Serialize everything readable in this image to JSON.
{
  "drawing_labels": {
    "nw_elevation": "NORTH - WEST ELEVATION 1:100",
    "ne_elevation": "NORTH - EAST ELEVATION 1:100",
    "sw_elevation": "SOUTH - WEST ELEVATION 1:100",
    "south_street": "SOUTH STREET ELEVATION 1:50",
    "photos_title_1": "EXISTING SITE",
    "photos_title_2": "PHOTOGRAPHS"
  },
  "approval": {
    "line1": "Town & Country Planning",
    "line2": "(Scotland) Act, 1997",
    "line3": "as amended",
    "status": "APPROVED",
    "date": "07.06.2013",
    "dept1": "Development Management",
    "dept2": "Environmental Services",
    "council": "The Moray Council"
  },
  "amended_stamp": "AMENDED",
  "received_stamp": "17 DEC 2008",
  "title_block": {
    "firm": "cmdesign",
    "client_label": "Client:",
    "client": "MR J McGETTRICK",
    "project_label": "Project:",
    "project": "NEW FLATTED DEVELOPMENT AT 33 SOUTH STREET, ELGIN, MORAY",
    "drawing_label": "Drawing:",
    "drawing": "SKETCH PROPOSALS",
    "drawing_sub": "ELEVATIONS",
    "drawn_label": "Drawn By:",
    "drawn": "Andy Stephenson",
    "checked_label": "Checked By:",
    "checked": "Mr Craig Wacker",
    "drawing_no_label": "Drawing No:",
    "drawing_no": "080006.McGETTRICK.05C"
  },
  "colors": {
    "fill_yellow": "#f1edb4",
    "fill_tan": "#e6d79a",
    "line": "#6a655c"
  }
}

········

▶ Task instructions: Go through the data and gather every line that holds "SOUTH".

▶ Complete output:
    "sw_elevation": "SOUTH - WEST ELEVATION 1:100",
    "south_street": "SOUTH STREET ELEVATION 1:50",
    "project": "NEW FLATTED DEVELOPMENT AT 33 SOUTH STREET, ELGIN, MORAY",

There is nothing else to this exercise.